■ WHAT YOU SHOULD DO: Wherever a line in the data below holds "JSON", copy that line.
** START DATA IN THIS EXERCISE **
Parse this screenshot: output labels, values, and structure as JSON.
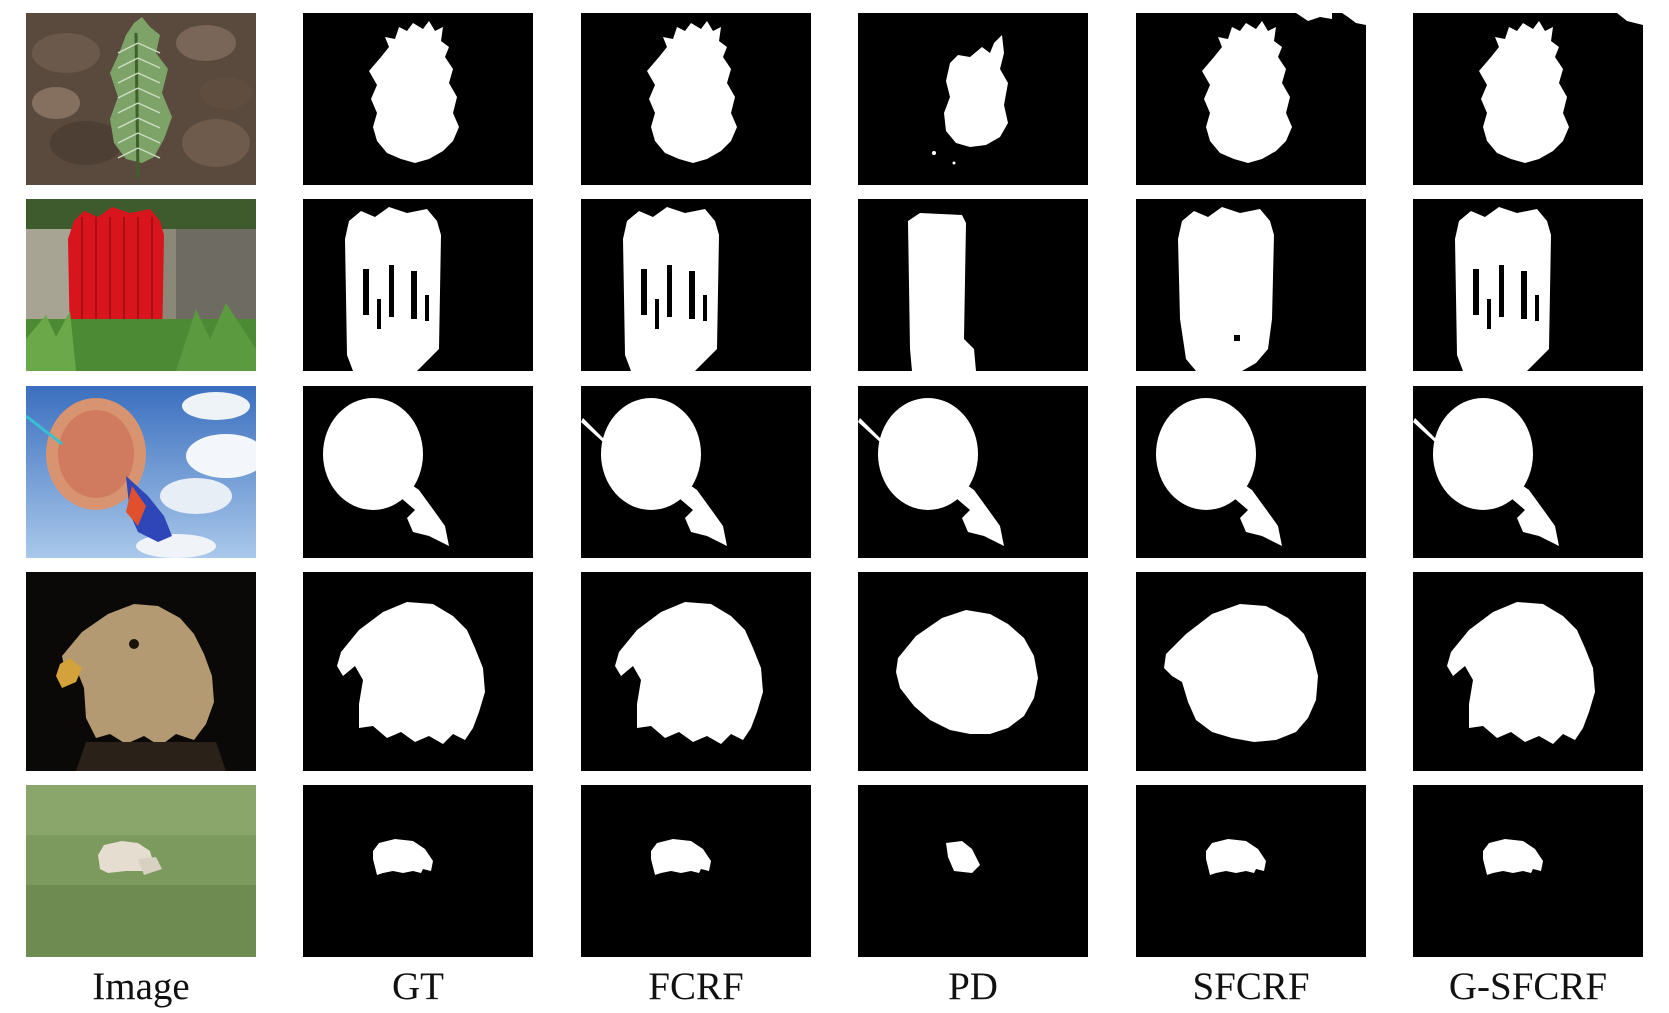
{
  "figure": {
    "columns": [
      "Image",
      "GT",
      "FCRF",
      "PD",
      "SFCRF",
      "G-SFCRF"
    ],
    "rows": [
      "plant",
      "red-door",
      "kite",
      "eagle",
      "sheep"
    ]
  },
  "colors": {
    "mask_bg": "#000000",
    "mask_fg": "#ffffff"
  }
}
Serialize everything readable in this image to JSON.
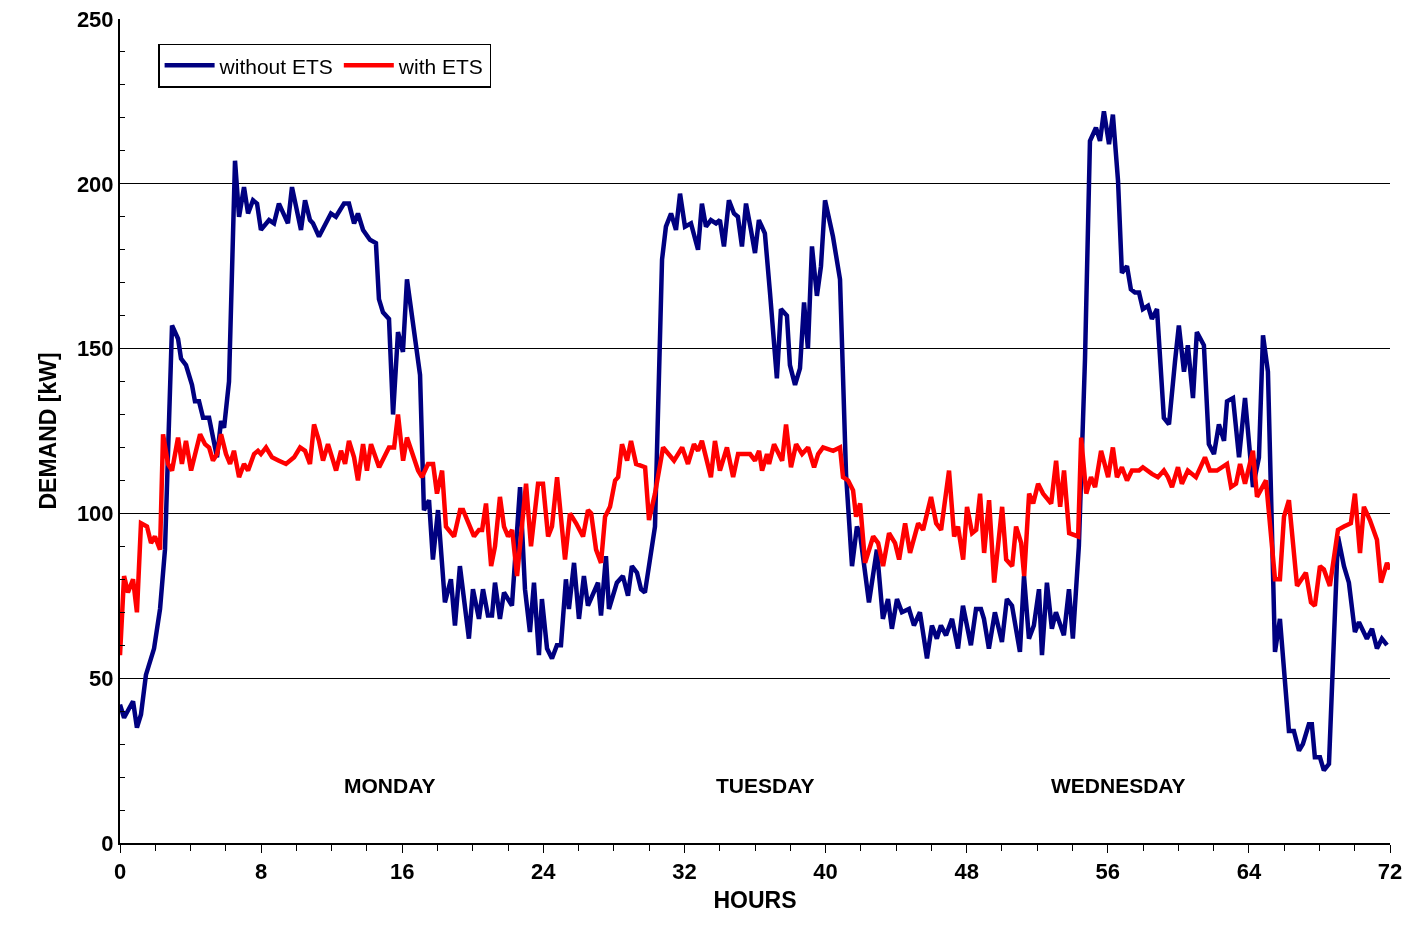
{
  "chart_data": {
    "type": "line",
    "xlabel": "HOURS",
    "ylabel": "DEMAND [kW]",
    "xlim": [
      0,
      72
    ],
    "xticks": [
      0,
      8,
      16,
      24,
      32,
      40,
      48,
      56,
      64,
      72
    ],
    "ylim": [
      0,
      250
    ],
    "yticks": [
      0,
      50,
      100,
      150,
      200,
      250
    ],
    "grid": "y",
    "legend": "top left",
    "marker": "none",
    "line_style": "solid",
    "annotations": [
      "MONDAY",
      "TUESDAY",
      "WEDNESDAY"
    ],
    "series": [
      {
        "name": "without ETS",
        "color": "#000080",
        "x": [
          0,
          0.23,
          0.74,
          0.96,
          1.19,
          1.47,
          1.93,
          2.27,
          2.55,
          2.95,
          3.29,
          3.46,
          3.74,
          4.08,
          4.25,
          4.48,
          4.71,
          5.05,
          5.5,
          5.73,
          5.9,
          6.18,
          6.52,
          6.75,
          7.03,
          7.26,
          7.54,
          7.77,
          7.99,
          8.45,
          8.73,
          9.01,
          9.52,
          9.75,
          10.26,
          10.49,
          10.77,
          10.94,
          11.28,
          11.96,
          12.24,
          12.7,
          12.98,
          13.27,
          13.49,
          13.78,
          14.17,
          14.51,
          14.68,
          14.91,
          15.25,
          15.48,
          15.76,
          16.04,
          16.27,
          17.01,
          17.23,
          17.52,
          17.74,
          18.03,
          18.42,
          18.76,
          18.99,
          19.27,
          19.78,
          20.01,
          20.35,
          20.58,
          20.86,
          21.09,
          21.26,
          21.54,
          21.77,
          22.22,
          22.68,
          22.96,
          23.24,
          23.47,
          23.75,
          23.92,
          24.21,
          24.49,
          24.77,
          25,
          25.28,
          25.45,
          25.74,
          26.02,
          26.3,
          26.53,
          27.1,
          27.27,
          27.55,
          27.72,
          28.17,
          28.51,
          28.8,
          29.02,
          29.31,
          29.54,
          29.76,
          30.33,
          30.73,
          30.95,
          31.24,
          31.52,
          31.75,
          32.03,
          32.37,
          32.77,
          32.99,
          33.22,
          33.5,
          33.79,
          34.01,
          34.24,
          34.52,
          34.81,
          35.03,
          35.26,
          35.49,
          35.77,
          36,
          36.22,
          36.56,
          36.85,
          37.24,
          37.47,
          37.81,
          37.98,
          38.27,
          38.55,
          38.78,
          39,
          39.23,
          39.51,
          39.74,
          39.97,
          40.42,
          40.82,
          41.16,
          41.5,
          41.78,
          41.95,
          42.46,
          42.91,
          43.25,
          43.54,
          43.76,
          44.05,
          44.33,
          44.73,
          45.01,
          45.35,
          45.75,
          46.03,
          46.31,
          46.54,
          46.83,
          47.17,
          47.51,
          47.79,
          48.24,
          48.53,
          48.81,
          48.98,
          49.26,
          49.6,
          50,
          50.28,
          50.57,
          51.02,
          51.25,
          51.53,
          51.81,
          52.1,
          52.27,
          52.55,
          52.83,
          53.06,
          53.51,
          53.8,
          54.02,
          54.36,
          54.71,
          54.99,
          55.33,
          55.56,
          55.78,
          56.07,
          56.29,
          56.58,
          56.8,
          57.09,
          57.31,
          57.54,
          57.77,
          57.99,
          58.28,
          58.5,
          58.79,
          59.18,
          59.47,
          59.81,
          60.03,
          60.32,
          60.54,
          60.83,
          61.05,
          61.45,
          61.73,
          62.02,
          62.3,
          62.59,
          62.76,
          63.1,
          63.44,
          63.78,
          64.23,
          64.57,
          64.8,
          65.08,
          65.48,
          65.76,
          66.27,
          66.55,
          66.84,
          67.06,
          67.4,
          67.57,
          67.74,
          68.03,
          68.25,
          68.54,
          69.05,
          69.39,
          69.67,
          70.01,
          70.24,
          70.69,
          70.98,
          71.26,
          71.54,
          71.83
        ],
        "values": [
          42,
          38,
          43,
          35,
          39,
          51,
          59,
          71,
          89,
          157,
          153,
          147,
          145,
          139,
          134,
          134,
          129,
          129,
          117,
          128,
          126,
          140,
          207,
          190,
          199,
          191,
          195,
          194,
          186,
          189,
          188,
          194,
          188,
          199,
          186,
          195,
          189,
          188,
          184,
          191,
          190,
          194,
          194,
          188,
          191,
          186,
          183,
          182,
          165,
          161,
          159,
          130,
          155,
          149,
          171,
          142,
          101,
          104,
          86,
          101,
          73,
          80,
          66,
          84,
          62,
          77,
          68,
          77,
          69,
          69,
          79,
          68,
          76,
          72,
          108,
          77,
          64,
          79,
          57,
          74,
          59,
          56,
          60,
          60,
          80,
          71,
          85,
          68,
          81,
          72,
          79,
          69,
          87,
          71,
          79,
          81,
          75,
          84,
          82,
          77,
          76,
          96,
          177,
          187,
          191,
          186,
          197,
          187,
          188,
          180,
          194,
          187,
          189,
          188,
          189,
          181,
          195,
          191,
          190,
          181,
          194,
          186,
          179,
          189,
          185,
          167,
          141,
          162,
          160,
          145,
          139,
          144,
          164,
          150,
          181,
          166,
          175,
          195,
          184,
          171,
          112,
          84,
          96,
          94,
          73,
          89,
          68,
          74,
          65,
          74,
          70,
          71,
          66,
          70,
          56,
          66,
          62,
          66,
          63,
          68,
          59,
          72,
          60,
          71,
          71,
          68,
          59,
          70,
          61,
          74,
          72,
          58,
          81,
          62,
          66,
          77,
          57,
          79,
          65,
          70,
          63,
          77,
          62,
          90,
          147,
          213,
          217,
          213,
          222,
          212,
          221,
          201,
          173,
          175,
          168,
          167,
          167,
          162,
          163,
          159,
          162,
          129,
          127,
          146,
          157,
          143,
          151,
          135,
          155,
          151,
          121,
          118,
          127,
          122,
          134,
          135,
          117,
          135,
          108,
          117,
          154,
          143,
          58,
          68,
          34,
          34,
          28,
          30,
          36,
          36,
          26,
          26,
          22,
          24,
          93,
          84,
          79,
          64,
          67,
          62,
          65,
          59,
          62,
          60
        ]
      },
      {
        "name": "with ETS",
        "color": "#ff0000",
        "x": [
          0,
          0.23,
          0.45,
          0.74,
          0.96,
          1.19,
          1.53,
          1.76,
          1.98,
          2.27,
          2.44,
          2.72,
          2.95,
          3.29,
          3.51,
          3.74,
          4.03,
          4.54,
          4.82,
          5.05,
          5.27,
          5.5,
          5.73,
          6.01,
          6.24,
          6.46,
          6.75,
          7.03,
          7.26,
          7.6,
          7.82,
          7.99,
          8.28,
          8.62,
          9.01,
          9.41,
          9.87,
          10.21,
          10.49,
          10.77,
          11,
          11.28,
          11.51,
          11.79,
          12.08,
          12.25,
          12.53,
          12.76,
          12.98,
          13.27,
          13.49,
          13.78,
          14,
          14.23,
          14.69,
          15.25,
          15.54,
          15.76,
          16.05,
          16.27,
          16.9,
          17.12,
          17.46,
          17.75,
          17.97,
          18.26,
          18.48,
          18.94,
          19.28,
          19.45,
          20.07,
          20.35,
          20.53,
          20.75,
          21.04,
          21.26,
          21.54,
          21.77,
          22,
          22.23,
          22.51,
          23.02,
          23.3,
          23.7,
          23.98,
          24.27,
          24.49,
          24.78,
          25.23,
          25.51,
          25.86,
          26.25,
          26.53,
          26.71,
          26.99,
          27.27,
          27.5,
          27.78,
          28.07,
          28.24,
          28.46,
          28.75,
          28.97,
          29.26,
          29.77,
          29.99,
          30.33,
          30.79,
          31.41,
          31.87,
          32.2,
          32.54,
          32.77,
          32.99,
          33.5,
          33.73,
          34.01,
          34.41,
          34.76,
          35.04,
          35.72,
          36,
          36.23,
          36.4,
          36.68,
          36.8,
          37.08,
          37.54,
          37.76,
          38.04,
          38.33,
          38.67,
          39.01,
          39.35,
          39.58,
          39.86,
          40.43,
          40.82,
          40.99,
          41.28,
          41.56,
          41.73,
          41.96,
          42.24,
          42.7,
          42.98,
          43.26,
          43.6,
          43.94,
          44.17,
          44.51,
          44.79,
          45.25,
          45.53,
          45.98,
          46.27,
          46.55,
          47,
          47.29,
          47.51,
          47.8,
          48.02,
          48.31,
          48.54,
          48.76,
          48.99,
          49.27,
          49.56,
          50.01,
          50.24,
          50.58,
          50.8,
          51.09,
          51.26,
          51.54,
          51.77,
          52.05,
          52.33,
          52.79,
          53.07,
          53.3,
          53.52,
          53.81,
          54.32,
          54.49,
          54.78,
          55.05,
          55.28,
          55.62,
          56.02,
          56.29,
          56.52,
          56.8,
          57.09,
          57.37,
          57.77,
          57.99,
          58.5,
          58.84,
          59.18,
          59.41,
          59.64,
          59.98,
          60.2,
          60.54,
          61,
          61.51,
          61.79,
          62.19,
          62.76,
          62.99,
          63.27,
          63.5,
          63.78,
          64.23,
          64.46,
          64.97,
          65.48,
          65.76,
          65.99,
          66.27,
          66.73,
          67.23,
          67.52,
          67.74,
          68.03,
          68.25,
          68.59,
          69.05,
          69.39,
          69.78,
          70.01,
          70.3,
          70.52,
          70.86,
          71.26,
          71.49,
          71.83,
          72
        ],
        "values": [
          57,
          81,
          76,
          80,
          70,
          97,
          96,
          91,
          93,
          89,
          124,
          115,
          113,
          123,
          115,
          122,
          113,
          124,
          121,
          120,
          116,
          118,
          124,
          118,
          115,
          119,
          111,
          115,
          113,
          118,
          119,
          118,
          120,
          117,
          116,
          115,
          117,
          120,
          119,
          115,
          127,
          122,
          116,
          121,
          116,
          113,
          119,
          115,
          122,
          117,
          110,
          121,
          113,
          121,
          114,
          120,
          120,
          130,
          116,
          123,
          113,
          111,
          115,
          115,
          106,
          113,
          96,
          93,
          101,
          101,
          93,
          95,
          95,
          103,
          84,
          90,
          105,
          96,
          93,
          95,
          81,
          109,
          90,
          109,
          109,
          93,
          96,
          111,
          86,
          100,
          97,
          93,
          101,
          100,
          89,
          85,
          99,
          102,
          110,
          111,
          121,
          116,
          122,
          115,
          114,
          98,
          106,
          120,
          116,
          120,
          115,
          121,
          119,
          122,
          111,
          122,
          113,
          120,
          111,
          118,
          118,
          116,
          119,
          113,
          118,
          115,
          121,
          116,
          127,
          114,
          121,
          118,
          120,
          114,
          118,
          120,
          119,
          120,
          111,
          110,
          107,
          99,
          103,
          85,
          93,
          91,
          84,
          94,
          91,
          86,
          97,
          88,
          97,
          95,
          105,
          97,
          95,
          113,
          93,
          96,
          86,
          102,
          94,
          95,
          106,
          88,
          104,
          79,
          102,
          86,
          84,
          96,
          91,
          81,
          106,
          103,
          109,
          106,
          103,
          116,
          102,
          113,
          94,
          93,
          123,
          106,
          111,
          108,
          119,
          111,
          120,
          111,
          114,
          110,
          113,
          113,
          114,
          112,
          111,
          113,
          111,
          108,
          114,
          109,
          113,
          111,
          117,
          113,
          113,
          115,
          108,
          109,
          115,
          109,
          119,
          105,
          110,
          80,
          80,
          99,
          104,
          78,
          82,
          73,
          72,
          84,
          83,
          78,
          95,
          96,
          97,
          106,
          88,
          102,
          98,
          92,
          79,
          85,
          83
        ]
      }
    ]
  }
}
** END DATA IN THIS EXERCISE **
■ TASK RESULT:
Parse this screenshot: output labels, values, and structure as JSON.
Serialize everything readable in this image to JSON.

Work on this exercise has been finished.